* Input:
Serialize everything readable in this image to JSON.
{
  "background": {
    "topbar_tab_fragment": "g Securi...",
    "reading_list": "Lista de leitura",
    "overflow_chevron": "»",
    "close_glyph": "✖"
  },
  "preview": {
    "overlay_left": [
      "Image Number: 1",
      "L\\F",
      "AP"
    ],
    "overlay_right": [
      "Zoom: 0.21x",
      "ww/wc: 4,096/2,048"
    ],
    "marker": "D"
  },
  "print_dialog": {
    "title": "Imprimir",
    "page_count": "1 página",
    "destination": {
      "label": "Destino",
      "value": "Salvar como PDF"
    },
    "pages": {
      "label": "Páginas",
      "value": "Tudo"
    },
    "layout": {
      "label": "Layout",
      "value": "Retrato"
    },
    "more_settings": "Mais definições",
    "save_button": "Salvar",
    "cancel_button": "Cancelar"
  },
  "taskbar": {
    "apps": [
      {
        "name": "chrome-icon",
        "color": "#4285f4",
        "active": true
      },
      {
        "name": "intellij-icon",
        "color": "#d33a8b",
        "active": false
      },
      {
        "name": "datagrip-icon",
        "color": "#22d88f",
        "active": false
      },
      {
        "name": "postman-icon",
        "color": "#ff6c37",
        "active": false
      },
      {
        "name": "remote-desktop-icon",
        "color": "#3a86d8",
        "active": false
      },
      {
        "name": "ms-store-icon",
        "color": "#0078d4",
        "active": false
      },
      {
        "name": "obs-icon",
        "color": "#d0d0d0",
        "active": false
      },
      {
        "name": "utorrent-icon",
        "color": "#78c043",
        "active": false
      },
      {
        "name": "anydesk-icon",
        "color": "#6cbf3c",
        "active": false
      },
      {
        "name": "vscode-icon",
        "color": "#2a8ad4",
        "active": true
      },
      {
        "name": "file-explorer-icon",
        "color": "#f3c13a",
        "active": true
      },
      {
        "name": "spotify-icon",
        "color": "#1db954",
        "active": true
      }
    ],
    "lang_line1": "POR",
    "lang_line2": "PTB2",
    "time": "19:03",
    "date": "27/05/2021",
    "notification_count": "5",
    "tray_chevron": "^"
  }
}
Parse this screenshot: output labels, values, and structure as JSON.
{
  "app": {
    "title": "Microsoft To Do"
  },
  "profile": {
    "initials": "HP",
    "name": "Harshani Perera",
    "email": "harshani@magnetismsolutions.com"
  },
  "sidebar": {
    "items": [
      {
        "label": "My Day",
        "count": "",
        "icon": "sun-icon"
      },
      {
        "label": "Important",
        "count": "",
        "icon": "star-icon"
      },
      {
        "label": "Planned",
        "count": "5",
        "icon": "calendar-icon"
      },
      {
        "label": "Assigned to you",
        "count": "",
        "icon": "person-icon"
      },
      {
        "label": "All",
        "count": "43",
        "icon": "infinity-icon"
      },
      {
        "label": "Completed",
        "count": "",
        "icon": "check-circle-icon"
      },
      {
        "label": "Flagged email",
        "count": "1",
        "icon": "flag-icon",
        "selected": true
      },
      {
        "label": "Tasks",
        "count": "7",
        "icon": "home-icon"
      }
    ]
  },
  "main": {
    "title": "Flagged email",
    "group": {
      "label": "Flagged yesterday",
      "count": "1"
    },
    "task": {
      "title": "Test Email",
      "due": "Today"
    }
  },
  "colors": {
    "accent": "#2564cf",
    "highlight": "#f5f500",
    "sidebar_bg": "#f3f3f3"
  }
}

* Job:
Pick out all lines from the data above in which the word "Salvar" appears.

* Exercise answer:
      "value": "Salvar como PDF"
    "save_button": "Salvar",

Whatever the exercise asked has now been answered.